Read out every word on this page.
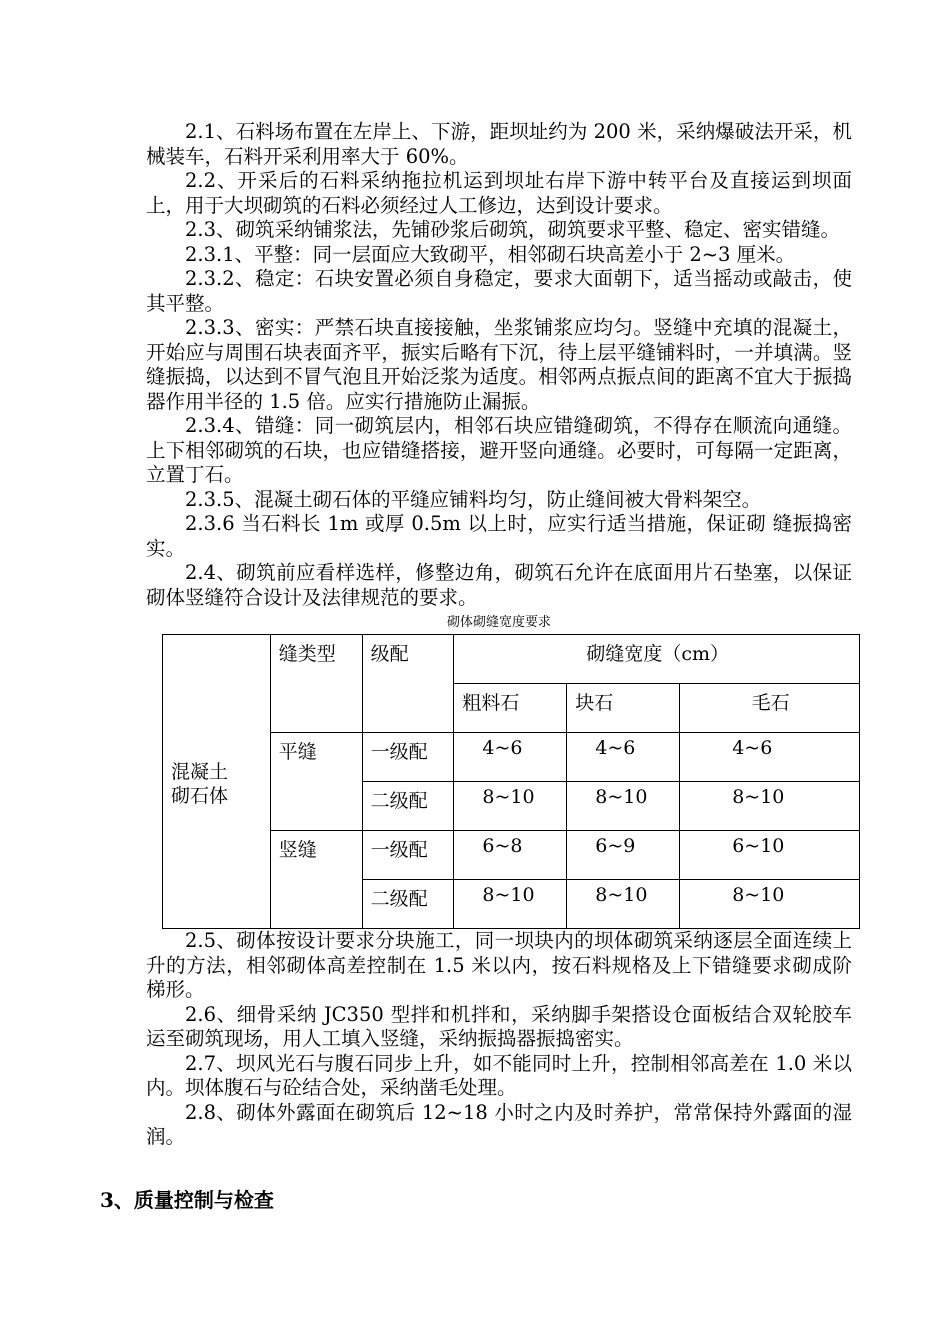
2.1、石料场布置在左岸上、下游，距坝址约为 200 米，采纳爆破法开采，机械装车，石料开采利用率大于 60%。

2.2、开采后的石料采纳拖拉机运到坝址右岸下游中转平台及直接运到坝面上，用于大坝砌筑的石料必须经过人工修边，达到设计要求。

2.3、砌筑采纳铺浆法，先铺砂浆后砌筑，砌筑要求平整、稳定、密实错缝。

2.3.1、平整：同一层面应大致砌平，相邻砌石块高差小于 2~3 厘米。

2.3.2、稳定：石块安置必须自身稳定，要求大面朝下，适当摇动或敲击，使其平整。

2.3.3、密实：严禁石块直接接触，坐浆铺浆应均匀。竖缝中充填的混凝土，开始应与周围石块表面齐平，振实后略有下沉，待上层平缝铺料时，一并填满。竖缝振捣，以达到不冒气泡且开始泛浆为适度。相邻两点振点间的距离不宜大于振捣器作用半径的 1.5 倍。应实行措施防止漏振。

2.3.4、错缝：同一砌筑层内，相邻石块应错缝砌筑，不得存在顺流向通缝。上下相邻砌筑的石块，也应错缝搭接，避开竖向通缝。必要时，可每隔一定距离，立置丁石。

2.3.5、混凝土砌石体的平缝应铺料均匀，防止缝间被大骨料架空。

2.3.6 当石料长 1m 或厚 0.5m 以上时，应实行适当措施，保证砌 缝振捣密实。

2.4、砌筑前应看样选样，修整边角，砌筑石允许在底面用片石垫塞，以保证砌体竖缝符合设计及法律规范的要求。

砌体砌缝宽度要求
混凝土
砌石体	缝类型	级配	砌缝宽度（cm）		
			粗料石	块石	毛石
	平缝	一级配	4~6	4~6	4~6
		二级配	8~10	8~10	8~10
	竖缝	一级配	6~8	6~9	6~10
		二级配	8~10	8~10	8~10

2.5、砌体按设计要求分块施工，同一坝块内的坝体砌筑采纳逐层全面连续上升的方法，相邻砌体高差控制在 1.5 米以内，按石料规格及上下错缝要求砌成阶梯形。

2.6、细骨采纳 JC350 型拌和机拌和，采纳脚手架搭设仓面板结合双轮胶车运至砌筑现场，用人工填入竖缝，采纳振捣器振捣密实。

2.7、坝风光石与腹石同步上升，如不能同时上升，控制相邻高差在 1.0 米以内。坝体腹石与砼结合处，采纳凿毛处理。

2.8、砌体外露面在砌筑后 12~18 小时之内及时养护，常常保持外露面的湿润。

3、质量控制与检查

...

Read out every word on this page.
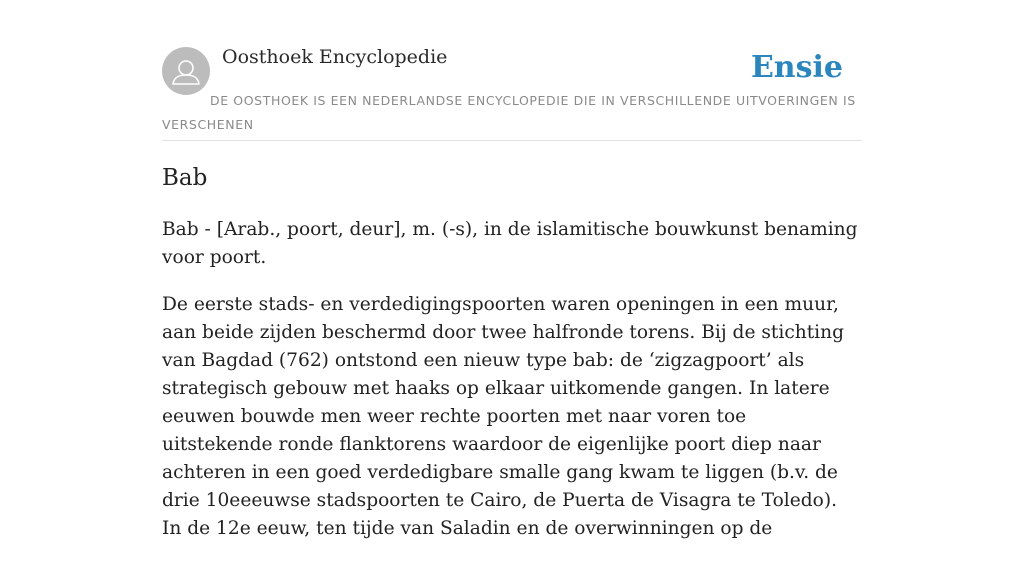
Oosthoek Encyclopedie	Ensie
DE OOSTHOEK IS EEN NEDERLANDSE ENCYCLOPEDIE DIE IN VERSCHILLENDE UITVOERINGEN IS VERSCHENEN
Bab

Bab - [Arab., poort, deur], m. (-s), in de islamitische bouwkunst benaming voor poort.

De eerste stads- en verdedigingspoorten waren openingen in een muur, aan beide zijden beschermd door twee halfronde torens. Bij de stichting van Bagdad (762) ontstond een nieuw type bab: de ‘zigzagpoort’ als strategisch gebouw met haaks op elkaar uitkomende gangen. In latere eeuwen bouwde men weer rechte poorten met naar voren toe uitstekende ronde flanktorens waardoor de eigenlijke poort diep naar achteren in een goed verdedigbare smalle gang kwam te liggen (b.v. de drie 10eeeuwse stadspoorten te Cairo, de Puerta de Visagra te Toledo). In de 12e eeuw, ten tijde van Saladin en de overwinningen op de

● Direction: Copy every single line of the material above that holds "poort".

● Response to this task:
Bab - [Arab., poort, deur], m. (-s), in de islamitische bouwkunst benaming voor poort.
De eerste stads- en verdedigingspoorten waren openingen in een muur, aan beide zijden beschermd door twee halfronde torens. Bij de stichting van Bagdad (762) ontstond een nieuw type bab: de ‘zigzagpoort’ als strategisch gebouw met haaks op elkaar uitkomende gangen. In latere eeuwen bouwde men weer rechte poorten met naar voren toe uitstekende ronde flanktorens waardoor de eigenlijke poort diep naar achteren in een goed verdedigbare smalle gang kwam te liggen (b.v. de drie 10eeeuwse stadspoorten te Cairo, de Puerta de Visagra te Toledo). In de 12e eeuw, ten tijde van Saladin en de overwinningen op de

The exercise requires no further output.